Written request -> Extract every line that contains the string "footer".

_ _ _ _

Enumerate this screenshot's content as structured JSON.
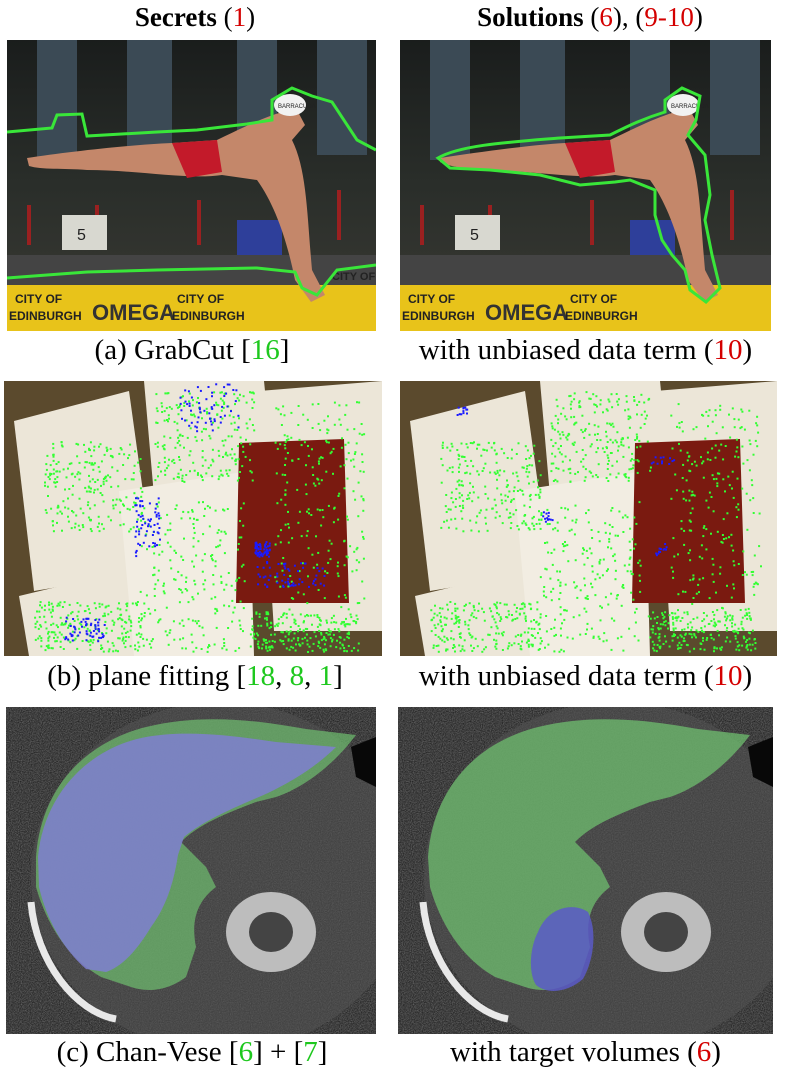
{
  "headers": {
    "left": {
      "word": "Secrets",
      "open": "(",
      "num": "1",
      "close": ")"
    },
    "right": {
      "word": "Solutions",
      "open1": "(",
      "num1": "6",
      "mid": "), (",
      "num2a": "9",
      "dash": "-",
      "num2b": "10",
      "close": ")"
    }
  },
  "captions": {
    "a_left": {
      "pre": "(a) GrabCut [",
      "ref": "16",
      "post": "]"
    },
    "a_right": {
      "pre": "with unbiased data term (",
      "ref": "10",
      "post": ")"
    },
    "b_left": {
      "pre": "(b) plane fitting [",
      "ref1": "18",
      "sep1": ", ",
      "ref2": "8",
      "sep2": ", ",
      "ref3": "1",
      "post": "]"
    },
    "b_right": {
      "pre": "with unbiased data term (",
      "ref": "10",
      "post": ")"
    },
    "c_left": {
      "pre": "(c) Chan-Vese [",
      "ref1": "6",
      "mid": "] + [",
      "ref2": "7",
      "post": "]"
    },
    "c_right": {
      "pre": "with target volumes (",
      "ref": "6",
      "post": ")"
    }
  },
  "image_text": {
    "cap_logo": "BARRACUDA",
    "lane": "5",
    "banner_a": "CITY OF",
    "banner_b": "EDINBURGH",
    "banner_brand": "OMEGA"
  },
  "colors": {
    "citation_green": "#1ec81e",
    "equation_red": "#d40000",
    "contour_green": "#39e639",
    "point_green": "#33ff33",
    "point_blue": "#1a1aff",
    "region_blue": "#7f7fd0",
    "region_green": "#6fbf6f"
  }
}
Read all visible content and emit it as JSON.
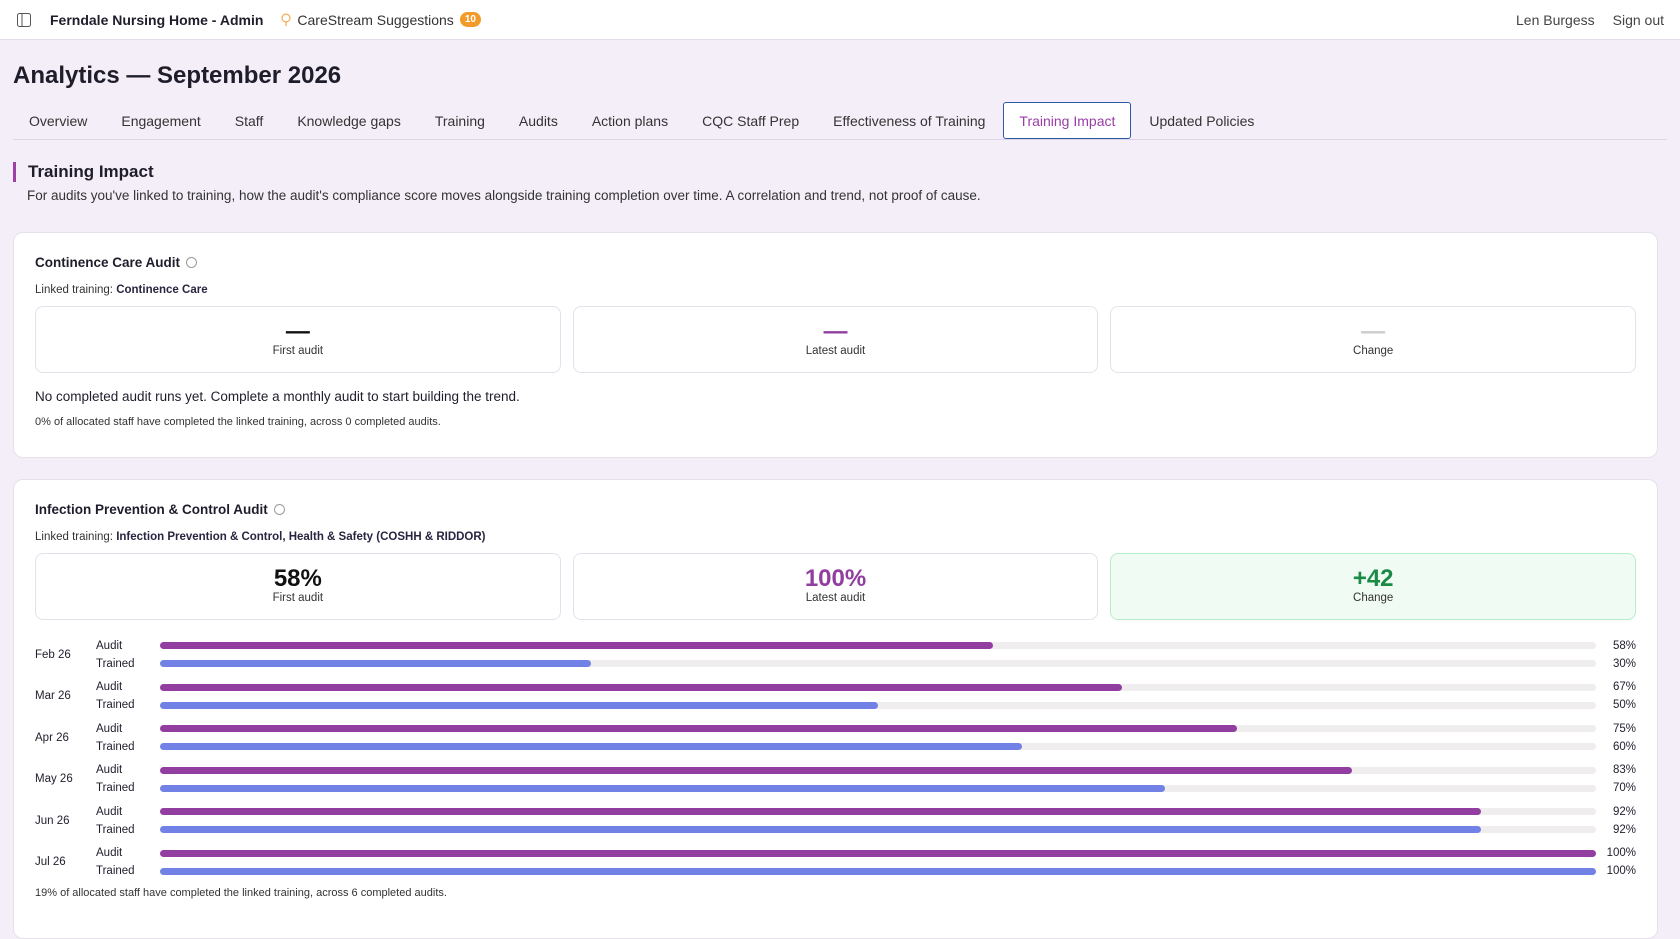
{
  "header": {
    "app": "Ferndale Nursing Home - Admin",
    "suggestions": "CareStream Suggestions",
    "suggestions_count": 10,
    "user": "Len Burgess",
    "sign_out": "Sign out"
  },
  "page": {
    "title": "Analytics — September 2026",
    "tabs": [
      "Overview",
      "Engagement",
      "Staff",
      "Knowledge gaps",
      "Training",
      "Audits",
      "Action plans",
      "CQC Staff Prep",
      "Effectiveness of Training",
      "Training Impact",
      "Updated Policies"
    ],
    "active_tab": 9
  },
  "section": {
    "title": "Training Impact",
    "description": "For audits you've linked to training, how the audit's compliance score moves alongside training completion over time. A correlation and trend, not proof of cause."
  },
  "cards": [
    {
      "title": "Continence Care Audit",
      "linked_label": "Linked training:",
      "linked": "Continence Care",
      "stats": [
        {
          "value": "—",
          "label": "First audit"
        },
        {
          "value": "—",
          "label": "Latest audit"
        },
        {
          "value": "—",
          "label": "Change"
        }
      ],
      "empty": "No completed audit runs yet. Complete a monthly audit to start building the trend.",
      "footer": "0% of allocated staff have completed the linked training, across 0 completed audits."
    },
    {
      "title": "Infection Prevention & Control Audit",
      "linked_label": "Linked training:",
      "linked": "Infection Prevention & Control, Health & Safety (COSHH & RIDDOR)",
      "stats": [
        {
          "value": "58%",
          "label": "First audit"
        },
        {
          "value": "100%",
          "label": "Latest audit"
        },
        {
          "value": "+42",
          "label": "Change"
        }
      ],
      "series": [
        "Audit",
        "Trained"
      ],
      "rows": [
        {
          "month": "Feb 26",
          "values": [
            58,
            30
          ],
          "value_labels": [
            "58%",
            "30%"
          ]
        },
        {
          "month": "Mar 26",
          "values": [
            67,
            50
          ],
          "value_labels": [
            "67%",
            "50%"
          ]
        },
        {
          "month": "Apr 26",
          "values": [
            75,
            60
          ],
          "value_labels": [
            "75%",
            "60%"
          ]
        },
        {
          "month": "May 26",
          "values": [
            83,
            70
          ],
          "value_labels": [
            "83%",
            "70%"
          ]
        },
        {
          "month": "Jun 26",
          "values": [
            92,
            92
          ],
          "value_labels": [
            "92%",
            "92%"
          ]
        },
        {
          "month": "Jul 26",
          "values": [
            100,
            100
          ],
          "value_labels": [
            "100%",
            "100%"
          ]
        }
      ],
      "footer": "19% of allocated staff have completed the linked training, across 6 completed audits."
    }
  ]
}
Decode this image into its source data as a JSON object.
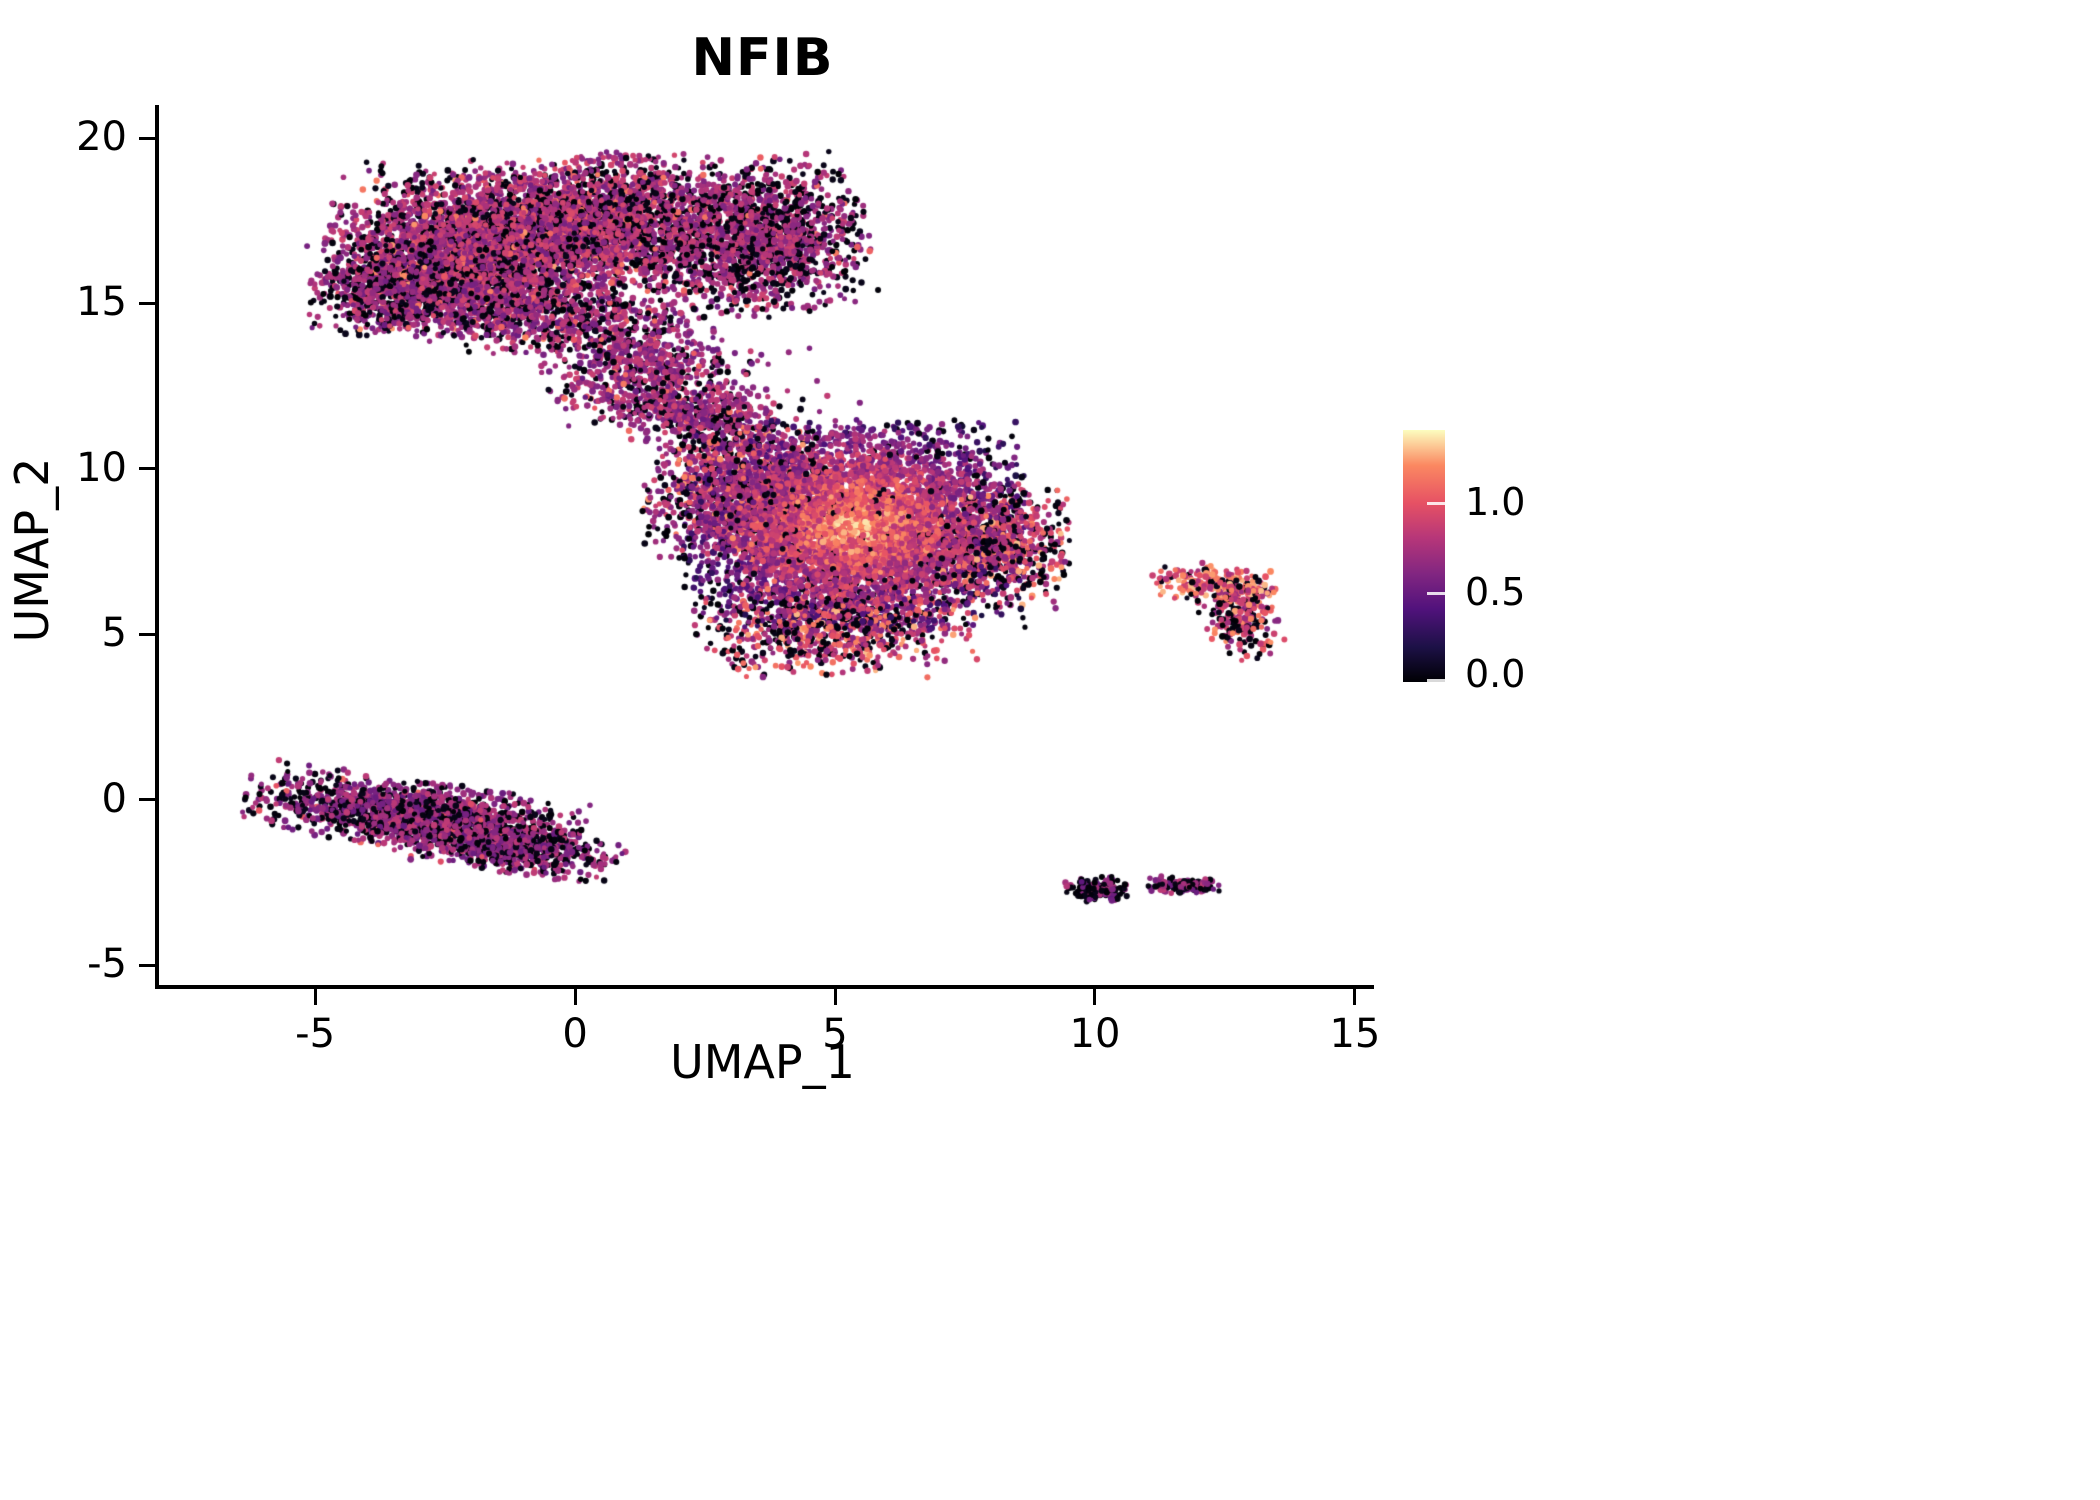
{
  "title": "NFIB",
  "chart_data": {
    "type": "scatter",
    "title": "NFIB",
    "xlabel": "UMAP_1",
    "ylabel": "UMAP_2",
    "x_ticks": [
      -5,
      0,
      5,
      10,
      15
    ],
    "y_ticks": [
      -5,
      0,
      5,
      10,
      15,
      20
    ],
    "x_range": [
      -8.08,
      15.29
    ],
    "y_range": [
      -5.6,
      21.0
    ],
    "grid": false,
    "legend_position": "right",
    "point_color_meaning": "NFIB expression level",
    "colorbar": {
      "orientation": "vertical",
      "color_range": [
        0,
        1.4
      ],
      "ticks": [
        {
          "label": "1.0",
          "value": 1.0
        },
        {
          "label": "0.5",
          "value": 0.5
        },
        {
          "label": "0.0",
          "value": 0.0
        }
      ],
      "colormap": "magma",
      "stops": [
        [
          0.0,
          "#000004"
        ],
        [
          0.14,
          "#1d1147"
        ],
        [
          0.29,
          "#51127c"
        ],
        [
          0.43,
          "#822681"
        ],
        [
          0.57,
          "#b63679"
        ],
        [
          0.71,
          "#e65164"
        ],
        [
          0.86,
          "#fb8861"
        ],
        [
          1.0,
          "#fcfdbf"
        ]
      ]
    },
    "clusters": [
      {
        "name": "upper-left-lobe",
        "center": [
          -2.3,
          16.5
        ],
        "sx": 1.2,
        "sy": 1.15,
        "rot": -8,
        "count": 3000,
        "model": {
          "type": "mix",
          "black": 0.24,
          "mid": [
            0.55,
            0.95
          ],
          "high_frac": 0.05,
          "high": [
            1.0,
            1.25
          ]
        }
      },
      {
        "name": "upper-mid-lobe",
        "center": [
          0.4,
          17.4
        ],
        "sx": 1.15,
        "sy": 1.0,
        "rot": 0,
        "count": 2100,
        "model": {
          "type": "mix",
          "black": 0.26,
          "mid": [
            0.55,
            0.95
          ],
          "high_frac": 0.04,
          "high": [
            1.0,
            1.2
          ]
        }
      },
      {
        "name": "upper-right-lobe",
        "center": [
          3.4,
          17.0
        ],
        "sx": 1.0,
        "sy": 1.1,
        "rot": 10,
        "count": 1700,
        "model": {
          "type": "mix",
          "black": 0.34,
          "mid": [
            0.55,
            0.9
          ],
          "high_frac": 0.02,
          "high": [
            1.0,
            1.15
          ]
        }
      },
      {
        "name": "upper-left-tip",
        "center": [
          -3.7,
          15.4
        ],
        "sx": 0.7,
        "sy": 0.65,
        "rot": 0,
        "count": 500,
        "model": {
          "type": "mix",
          "black": 0.38,
          "mid": [
            0.5,
            0.85
          ],
          "high_frac": 0.02,
          "high": [
            1.0,
            1.1
          ]
        }
      },
      {
        "name": "upper-bottom-edge",
        "center": [
          -0.6,
          14.6
        ],
        "sx": 1.5,
        "sy": 0.55,
        "rot": -5,
        "count": 700,
        "model": {
          "type": "mix",
          "black": 0.3,
          "mid": [
            0.5,
            0.9
          ],
          "high_frac": 0.03,
          "high": [
            1.0,
            1.15
          ]
        }
      },
      {
        "name": "bridge",
        "center": [
          1.2,
          12.9
        ],
        "sx": 0.9,
        "sy": 0.8,
        "rot": -30,
        "count": 650,
        "model": {
          "type": "mix",
          "black": 0.22,
          "mid": [
            0.5,
            0.9
          ],
          "high_frac": 0.03,
          "high": [
            1.0,
            1.15
          ]
        }
      },
      {
        "name": "neck",
        "center": [
          2.4,
          11.6
        ],
        "sx": 0.75,
        "sy": 0.45,
        "rot": -15,
        "count": 380,
        "model": {
          "type": "mix",
          "black": 0.2,
          "mid": [
            0.5,
            0.9
          ],
          "high_frac": 0.04,
          "high": [
            1.0,
            1.15
          ]
        }
      },
      {
        "name": "bridge-scatter",
        "center": [
          2.8,
          12.2
        ],
        "sx": 1.1,
        "sy": 0.7,
        "rot": 0,
        "count": 60,
        "model": {
          "type": "mix",
          "black": 0.3,
          "mid": [
            0.5,
            0.9
          ],
          "high_frac": 0.03,
          "high": [
            1.0,
            1.1
          ]
        }
      },
      {
        "name": "central-core",
        "center": [
          5.3,
          8.3
        ],
        "sx": 1.5,
        "sy": 1.45,
        "rot": 0,
        "count": 5200,
        "model": {
          "type": "radial",
          "base": 1.22,
          "slope": 0.34,
          "noise": 0.5,
          "black_base": 0.015,
          "black_edge": 0.22
        }
      },
      {
        "name": "central-left-edge",
        "center": [
          3.2,
          9.3
        ],
        "sx": 0.9,
        "sy": 1.0,
        "rot": 0,
        "count": 1100,
        "model": {
          "type": "mix",
          "black": 0.2,
          "mid": [
            0.55,
            0.95
          ],
          "high_frac": 0.12,
          "high": [
            1.0,
            1.25
          ]
        }
      },
      {
        "name": "central-bottom",
        "center": [
          4.9,
          5.3
        ],
        "sx": 1.25,
        "sy": 0.7,
        "rot": 5,
        "count": 900,
        "model": {
          "type": "mix",
          "black": 0.28,
          "mid": [
            0.6,
            1.0
          ],
          "high_frac": 0.18,
          "high": [
            1.0,
            1.3
          ]
        }
      },
      {
        "name": "central-right",
        "center": [
          7.9,
          7.7
        ],
        "sx": 0.7,
        "sy": 0.9,
        "rot": 0,
        "count": 850,
        "model": {
          "type": "mix",
          "black": 0.3,
          "mid": [
            0.6,
            1.0
          ],
          "high_frac": 0.15,
          "high": [
            1.05,
            1.3
          ]
        }
      },
      {
        "name": "right-islet-top",
        "center": [
          12.3,
          6.5
        ],
        "sx": 0.6,
        "sy": 0.3,
        "rot": -8,
        "count": 230,
        "model": {
          "type": "mix",
          "black": 0.12,
          "mid": [
            0.7,
            1.0
          ],
          "high_frac": 0.45,
          "high": [
            1.05,
            1.3
          ]
        }
      },
      {
        "name": "right-islet-bottom",
        "center": [
          12.7,
          5.4
        ],
        "sx": 0.35,
        "sy": 0.55,
        "rot": 15,
        "count": 200,
        "model": {
          "type": "mix",
          "black": 0.3,
          "mid": [
            0.6,
            0.95
          ],
          "high_frac": 0.2,
          "high": [
            1.0,
            1.25
          ]
        }
      },
      {
        "name": "lower-left-band",
        "center": [
          -3.2,
          -0.45
        ],
        "sx": 1.5,
        "sy": 0.48,
        "rot": -13,
        "count": 1600,
        "model": {
          "type": "mix",
          "black": 0.36,
          "mid": [
            0.5,
            0.85
          ],
          "high_frac": 0.01,
          "high": [
            0.95,
            1.1
          ]
        }
      },
      {
        "name": "lower-left-tail",
        "center": [
          -1.3,
          -1.45
        ],
        "sx": 1.0,
        "sy": 0.36,
        "rot": -13,
        "count": 600,
        "model": {
          "type": "mix",
          "black": 0.38,
          "mid": [
            0.5,
            0.85
          ],
          "high_frac": 0.01,
          "high": [
            0.95,
            1.05
          ]
        }
      },
      {
        "name": "bottom-islet-left",
        "center": [
          10.0,
          -2.7
        ],
        "sx": 0.3,
        "sy": 0.17,
        "rot": 0,
        "count": 160,
        "model": {
          "type": "mix",
          "black": 0.62,
          "mid": [
            0.45,
            0.8
          ],
          "high_frac": 0.0,
          "high": [
            1,
            1
          ]
        }
      },
      {
        "name": "bottom-islet-right",
        "center": [
          11.6,
          -2.6
        ],
        "sx": 0.33,
        "sy": 0.12,
        "rot": -5,
        "count": 130,
        "model": {
          "type": "mix",
          "black": 0.45,
          "mid": [
            0.5,
            0.85
          ],
          "high_frac": 0.0,
          "high": [
            1,
            1
          ]
        }
      }
    ],
    "stray_points": [
      [
        6.7,
        3.7,
        1.1
      ],
      [
        9.0,
        8.2,
        0.05
      ],
      [
        2.0,
        10.6,
        0.7
      ],
      [
        0.3,
        11.4,
        0.05
      ],
      [
        3.6,
        12.4,
        0.6
      ],
      [
        4.3,
        12.1,
        0.05
      ],
      [
        13.3,
        6.9,
        1.2
      ],
      [
        11.2,
        6.6,
        0.05
      ],
      [
        -0.2,
        11.3,
        0.6
      ],
      [
        5.4,
        12.0,
        0.6
      ],
      [
        1.5,
        10.2,
        0.05
      ]
    ]
  }
}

_ _ _ _

Complete output ->
      "footer": "0% of allocated staff have completed the linked training, across 0 completed audits."
      "footer": "19% of allocated staff have completed the linked training, across 6 completed audits."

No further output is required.